Make an exact copy of the records, dropping all pictures.

* **Records for the exercise**

◇ ◇ ◇

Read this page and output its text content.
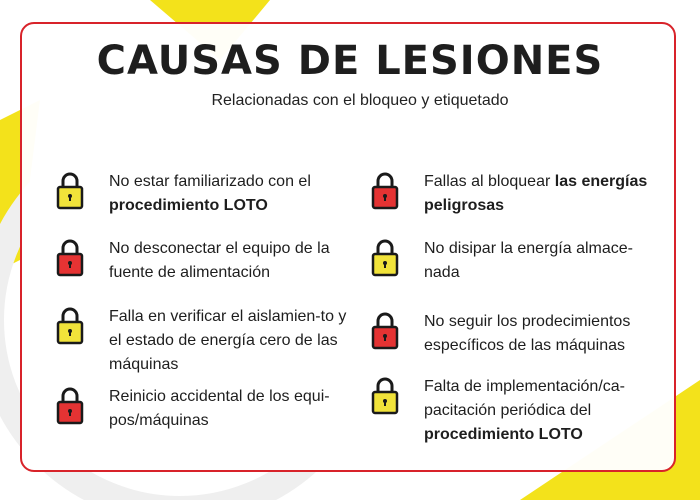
CAUSAS DE LESIONES
Relacionadas con el bloqueo y etiquetado
No estar familiarizado con el
procedimiento LOTO
Fallas al bloquear las energías peligrosas
No desconectar el equipo de la fuente de alimentación
No disipar la energía almace-nada
Falla en verificar el aislamien-to y el estado de energía cero de las máquinas
No seguir los prodecimientos específicos de las máquinas
Reinicio accidental de los equi-pos/máquinas
Falta de implementación/ca-pacitación periódica del
procedimiento LOTO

◇ ◇ ◇

* **Exercise answer**
Read this page and output its text content.
CAUSAS DE LESIONES
Relacionadas con el bloqueo y etiquetado
No estar familiarizado con el
procedimiento LOTO
Fallas al bloquear las energías peligrosas
No desconectar el equipo de la fuente de alimentación
No disipar la energía almace-nada
Falla en verificar el aislamien-to y el estado de energía cero de las máquinas
No seguir los prodecimientos específicos de las máquinas
Reinicio accidental de los equi-pos/máquinas
Falta de implementación/ca-pacitación periódica del
procedimiento LOTO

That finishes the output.